The task |
In the listing below, identify each line with the word "Test" and return those lines.

Data for processing |
-*-*-

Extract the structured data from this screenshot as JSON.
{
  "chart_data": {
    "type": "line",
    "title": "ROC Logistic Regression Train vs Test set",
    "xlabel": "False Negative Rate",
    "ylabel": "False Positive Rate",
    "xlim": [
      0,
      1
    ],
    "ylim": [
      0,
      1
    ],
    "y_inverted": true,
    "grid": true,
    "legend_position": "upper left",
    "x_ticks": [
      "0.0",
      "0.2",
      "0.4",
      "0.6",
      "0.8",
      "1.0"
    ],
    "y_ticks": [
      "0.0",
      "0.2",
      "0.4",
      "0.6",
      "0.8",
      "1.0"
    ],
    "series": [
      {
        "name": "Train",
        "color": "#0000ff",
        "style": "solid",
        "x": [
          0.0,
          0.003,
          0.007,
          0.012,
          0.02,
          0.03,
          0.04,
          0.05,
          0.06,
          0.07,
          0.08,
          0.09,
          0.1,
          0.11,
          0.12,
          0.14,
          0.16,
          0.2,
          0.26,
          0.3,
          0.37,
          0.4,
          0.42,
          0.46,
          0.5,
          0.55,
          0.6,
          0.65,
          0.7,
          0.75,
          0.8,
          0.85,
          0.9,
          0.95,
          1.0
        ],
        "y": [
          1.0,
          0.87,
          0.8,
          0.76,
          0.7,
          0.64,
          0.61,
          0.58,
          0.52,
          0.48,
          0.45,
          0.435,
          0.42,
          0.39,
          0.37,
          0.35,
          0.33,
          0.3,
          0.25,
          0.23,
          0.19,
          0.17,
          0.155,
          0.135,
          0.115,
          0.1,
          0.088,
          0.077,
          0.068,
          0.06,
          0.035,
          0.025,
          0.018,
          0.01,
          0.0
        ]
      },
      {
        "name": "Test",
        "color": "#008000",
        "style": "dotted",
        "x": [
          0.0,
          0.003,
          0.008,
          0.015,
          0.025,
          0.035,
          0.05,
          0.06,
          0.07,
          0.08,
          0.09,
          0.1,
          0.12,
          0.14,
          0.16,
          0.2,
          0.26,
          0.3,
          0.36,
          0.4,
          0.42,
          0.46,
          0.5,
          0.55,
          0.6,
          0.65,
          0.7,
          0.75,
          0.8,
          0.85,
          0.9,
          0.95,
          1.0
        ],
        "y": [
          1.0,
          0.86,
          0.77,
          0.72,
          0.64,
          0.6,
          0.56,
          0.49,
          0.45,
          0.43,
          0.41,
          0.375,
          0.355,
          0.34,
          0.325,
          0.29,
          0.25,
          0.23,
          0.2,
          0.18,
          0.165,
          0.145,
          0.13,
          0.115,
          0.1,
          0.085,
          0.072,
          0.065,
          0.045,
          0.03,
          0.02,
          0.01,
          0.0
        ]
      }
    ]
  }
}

-*-*-

Response to this exercise |
    "title": "ROC Logistic Regression Train vs Test set",
        "name": "Test",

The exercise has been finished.